From the line with "What text is on this page?" through the final line, please write out the listing exactly, including both of those lines.

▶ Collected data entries
---+---

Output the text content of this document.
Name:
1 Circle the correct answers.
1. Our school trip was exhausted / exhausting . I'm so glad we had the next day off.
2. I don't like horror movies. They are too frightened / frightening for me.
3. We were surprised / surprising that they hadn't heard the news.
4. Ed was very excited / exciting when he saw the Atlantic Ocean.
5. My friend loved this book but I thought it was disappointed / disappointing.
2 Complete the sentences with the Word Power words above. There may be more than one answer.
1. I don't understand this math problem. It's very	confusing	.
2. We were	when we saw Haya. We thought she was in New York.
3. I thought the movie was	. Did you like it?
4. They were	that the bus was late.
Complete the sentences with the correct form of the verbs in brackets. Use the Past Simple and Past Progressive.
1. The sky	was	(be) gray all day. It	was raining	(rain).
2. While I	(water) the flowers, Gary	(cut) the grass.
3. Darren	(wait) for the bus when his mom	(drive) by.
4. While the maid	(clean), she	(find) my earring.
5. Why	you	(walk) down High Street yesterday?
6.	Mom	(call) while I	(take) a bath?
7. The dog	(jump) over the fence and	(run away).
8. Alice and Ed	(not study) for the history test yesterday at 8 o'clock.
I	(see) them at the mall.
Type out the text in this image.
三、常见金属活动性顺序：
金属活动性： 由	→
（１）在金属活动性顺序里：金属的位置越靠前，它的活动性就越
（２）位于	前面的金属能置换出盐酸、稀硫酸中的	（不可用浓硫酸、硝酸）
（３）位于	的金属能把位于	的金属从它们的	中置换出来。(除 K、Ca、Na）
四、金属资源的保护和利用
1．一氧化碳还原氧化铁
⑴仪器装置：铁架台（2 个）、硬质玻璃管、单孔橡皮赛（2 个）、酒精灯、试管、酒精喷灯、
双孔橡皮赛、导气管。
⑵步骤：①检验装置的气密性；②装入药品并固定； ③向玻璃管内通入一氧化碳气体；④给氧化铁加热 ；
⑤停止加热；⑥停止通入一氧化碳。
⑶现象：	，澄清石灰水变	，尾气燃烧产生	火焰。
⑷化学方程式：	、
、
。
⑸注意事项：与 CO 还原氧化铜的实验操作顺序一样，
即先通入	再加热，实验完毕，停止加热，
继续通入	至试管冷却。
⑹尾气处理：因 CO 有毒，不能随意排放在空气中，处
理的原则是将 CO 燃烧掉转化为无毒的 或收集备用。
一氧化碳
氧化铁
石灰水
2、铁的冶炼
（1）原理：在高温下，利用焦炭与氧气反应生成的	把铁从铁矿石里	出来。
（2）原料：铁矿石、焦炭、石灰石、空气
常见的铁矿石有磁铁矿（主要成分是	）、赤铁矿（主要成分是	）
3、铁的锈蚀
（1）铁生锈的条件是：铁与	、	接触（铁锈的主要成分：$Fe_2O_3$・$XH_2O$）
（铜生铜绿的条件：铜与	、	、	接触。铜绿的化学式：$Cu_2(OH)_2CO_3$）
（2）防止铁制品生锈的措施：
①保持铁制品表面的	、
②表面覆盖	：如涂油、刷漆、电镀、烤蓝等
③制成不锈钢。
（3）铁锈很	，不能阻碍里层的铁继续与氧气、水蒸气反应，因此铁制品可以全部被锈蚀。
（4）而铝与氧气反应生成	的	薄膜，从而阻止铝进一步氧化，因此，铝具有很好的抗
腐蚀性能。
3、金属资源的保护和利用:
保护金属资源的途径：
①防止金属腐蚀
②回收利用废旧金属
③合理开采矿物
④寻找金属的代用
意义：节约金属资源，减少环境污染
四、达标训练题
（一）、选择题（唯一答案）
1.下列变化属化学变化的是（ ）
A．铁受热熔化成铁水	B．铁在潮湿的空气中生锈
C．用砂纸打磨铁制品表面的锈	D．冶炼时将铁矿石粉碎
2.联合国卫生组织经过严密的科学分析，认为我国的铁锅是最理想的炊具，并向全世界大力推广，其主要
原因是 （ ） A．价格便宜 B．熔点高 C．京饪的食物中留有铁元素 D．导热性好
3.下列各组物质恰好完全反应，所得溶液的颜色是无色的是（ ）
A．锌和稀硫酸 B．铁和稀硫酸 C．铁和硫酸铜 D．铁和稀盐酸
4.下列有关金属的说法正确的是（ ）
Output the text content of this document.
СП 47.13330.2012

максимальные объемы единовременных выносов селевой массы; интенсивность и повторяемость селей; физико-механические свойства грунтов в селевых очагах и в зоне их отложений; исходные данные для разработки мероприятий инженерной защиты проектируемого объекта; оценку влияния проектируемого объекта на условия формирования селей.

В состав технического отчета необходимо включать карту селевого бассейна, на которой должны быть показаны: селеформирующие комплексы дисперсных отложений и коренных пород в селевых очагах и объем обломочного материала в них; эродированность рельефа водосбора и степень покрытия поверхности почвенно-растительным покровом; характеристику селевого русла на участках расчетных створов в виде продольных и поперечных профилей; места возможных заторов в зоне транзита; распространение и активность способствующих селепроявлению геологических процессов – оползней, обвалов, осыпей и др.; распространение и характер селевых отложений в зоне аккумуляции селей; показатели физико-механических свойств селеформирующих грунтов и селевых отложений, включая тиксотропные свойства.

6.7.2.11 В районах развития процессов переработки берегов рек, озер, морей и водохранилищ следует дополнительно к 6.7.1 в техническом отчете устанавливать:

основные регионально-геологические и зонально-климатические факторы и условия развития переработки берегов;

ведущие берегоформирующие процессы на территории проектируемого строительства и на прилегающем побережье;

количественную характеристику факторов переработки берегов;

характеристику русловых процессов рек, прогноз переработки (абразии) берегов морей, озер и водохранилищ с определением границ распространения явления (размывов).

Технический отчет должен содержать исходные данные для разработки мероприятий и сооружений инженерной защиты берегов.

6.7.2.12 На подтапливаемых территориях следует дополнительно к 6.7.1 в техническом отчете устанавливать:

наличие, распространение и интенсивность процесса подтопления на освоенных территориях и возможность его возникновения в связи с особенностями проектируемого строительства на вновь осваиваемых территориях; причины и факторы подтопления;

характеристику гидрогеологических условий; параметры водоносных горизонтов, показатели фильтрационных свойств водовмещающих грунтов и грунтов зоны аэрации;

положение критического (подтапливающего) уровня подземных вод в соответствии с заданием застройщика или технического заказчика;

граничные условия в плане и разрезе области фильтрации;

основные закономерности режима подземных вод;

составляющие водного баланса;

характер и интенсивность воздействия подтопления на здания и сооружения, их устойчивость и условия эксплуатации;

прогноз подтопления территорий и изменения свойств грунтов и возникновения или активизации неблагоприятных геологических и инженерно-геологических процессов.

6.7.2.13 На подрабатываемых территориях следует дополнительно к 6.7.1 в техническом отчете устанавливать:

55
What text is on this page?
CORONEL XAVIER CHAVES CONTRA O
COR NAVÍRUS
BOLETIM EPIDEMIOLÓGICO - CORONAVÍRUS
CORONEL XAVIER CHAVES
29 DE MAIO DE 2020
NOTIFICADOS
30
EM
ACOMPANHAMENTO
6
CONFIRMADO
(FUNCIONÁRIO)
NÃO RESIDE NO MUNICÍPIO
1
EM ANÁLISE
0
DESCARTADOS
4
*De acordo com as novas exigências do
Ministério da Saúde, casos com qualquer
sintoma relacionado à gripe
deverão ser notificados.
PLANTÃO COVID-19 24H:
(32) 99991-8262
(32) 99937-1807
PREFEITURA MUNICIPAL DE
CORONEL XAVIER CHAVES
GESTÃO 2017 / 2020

---+---

▶ Task solution
What text is on this page?
CORONEL XAVIER CHAVES CONTRA O
COR NAVÍRUS
BOLETIM EPIDEMIOLÓGICO - CORONAVÍRUS
CORONEL XAVIER CHAVES
29 DE MAIO DE 2020
NOTIFICADOS
30
EM
ACOMPANHAMENTO
6
CONFIRMADO
(FUNCIONÁRIO)
NÃO RESIDE NO MUNICÍPIO
1
EM ANÁLISE
0
DESCARTADOS
4
*De acordo com as novas exigências do
Ministério da Saúde, casos com qualquer
sintoma relacionado à gripe
deverão ser notificados.
PLANTÃO COVID-19 24H:
(32) 99991-8262
(32) 99937-1807
PREFEITURA MUNICIPAL DE
CORONEL XAVIER CHAVES
GESTÃO 2017 / 2020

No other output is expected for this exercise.